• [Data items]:
begin
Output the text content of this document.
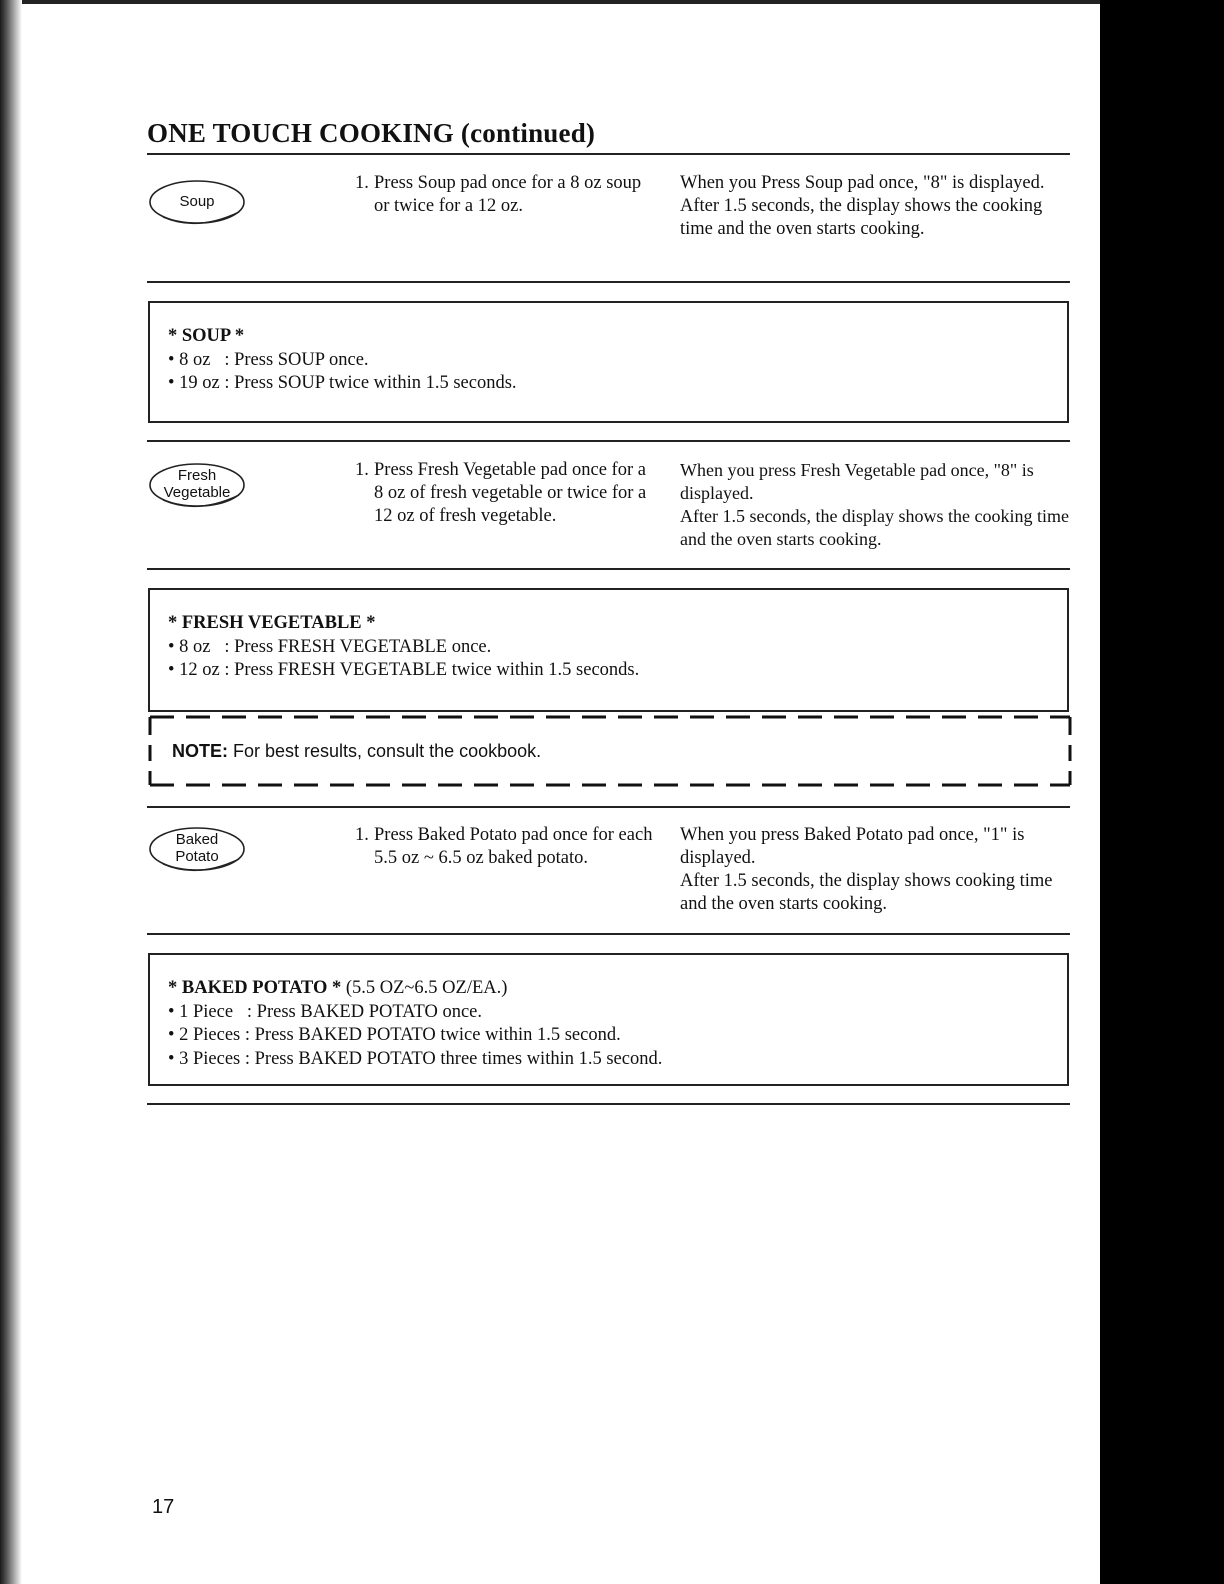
ONE TOUCH COOKING (continued)
Soup
1. Press Soup pad once for a 8 oz soup or twice for a 12 oz.

When you Press Soup pad once, "8" is displayed.

After 1.5 seconds, the display shows the cooking time and the oven starts cooking.

* SOUP *
• 8 oz   : Press SOUP once.
• 19 oz : Press SOUP twice within 1.5 seconds.
Fresh
Vegetable
1. Press Fresh Vegetable pad once for a 8 oz of fresh vegetable or twice for a 12 oz of fresh vegetable.

When you press Fresh Vegetable pad once, "8" is displayed.

After 1.5 seconds, the display shows the cooking time and the oven starts cooking.

* FRESH VEGETABLE *
• 8 oz   : Press FRESH VEGETABLE once.
• 12 oz : Press FRESH VEGETABLE twice within 1.5 seconds.
NOTE: For best results, consult the cookbook.
Baked
Potato
1. Press Baked Potato pad once for each 5.5 oz ~ 6.5 oz baked potato.

When you press Baked Potato pad once, "1" is displayed.

After 1.5 seconds, the display shows cooking time and the oven starts cooking.

* BAKED POTATO * (5.5 OZ~6.5 OZ/EA.)
• 1 Piece   : Press BAKED POTATO once.
• 2 Pieces : Press BAKED POTATO twice within 1.5 second.
• 3 Pieces : Press BAKED POTATO three times within 1.5 second.
17
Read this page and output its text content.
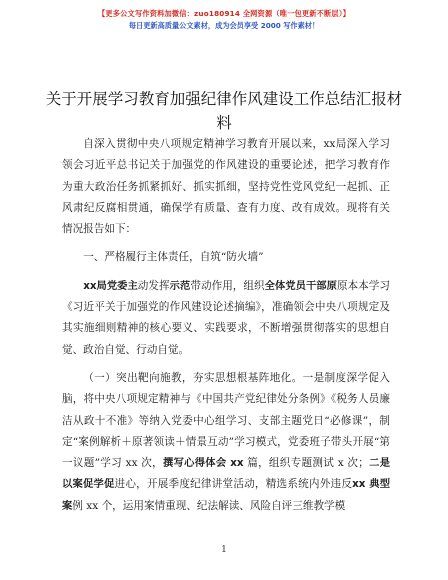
【更多公文写作资料加微信：zuo180914 全网资源（唯一包更新不断层）】
每日更新高质量公文素材，成为会员享受 2000 写作素材！
关于开展学习教育加强纪律作风建设工作总结汇报材料

自深入贯彻中央八项规定精神学习教育开展以来，xx局深入学习领会习近平总书记关于加强党的作风建设的重要论述，把学习教育作为重大政治任务抓紧抓好、抓实抓细，坚持党性党风党纪一起抓、正风肃纪反腐相贯通，确保学有质量、查有力度、改有成效。现将有关情况报告如下：

一、严格履行主体责任，自筑“防火墙”

xx局党委主动发挥示范带动作用，组织全体党员干部原原本本学习《习近平关于加强党的作风建设论述摘编》，准确领会中央八项规定及其实施细则精神的核心要义、实践要求，不断增强贯彻落实的思想自觉、政治自觉、行动自觉。

（一）突出靶向施教，夯实思想根基阵地化。一是制度深学促入脑，将中央八项规定精神与《中国共产党纪律处分条例》《税务人员廉洁从政十不准》等纳入党委中心组学习、支部主题党日“必修课”，制定“案例解析＋原著领读＋情景互动”学习模式，党委班子带头开展“第一议题”学习 xx 次，撰写心得体会 xx 篇，组织专题测试 x 次；二是以案促学促进心，开展季度纪律讲堂活动，精选系统内外违反xx 典型案例 xx 个，运用案情重现、纪法解读、风险自评三维教学模

1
end
• [PROBLEM]:
Return a copy of every line that includes the word "text".

• [OUTPUT BELOW]:
Output the text content of this document.
Read this page and output its text content.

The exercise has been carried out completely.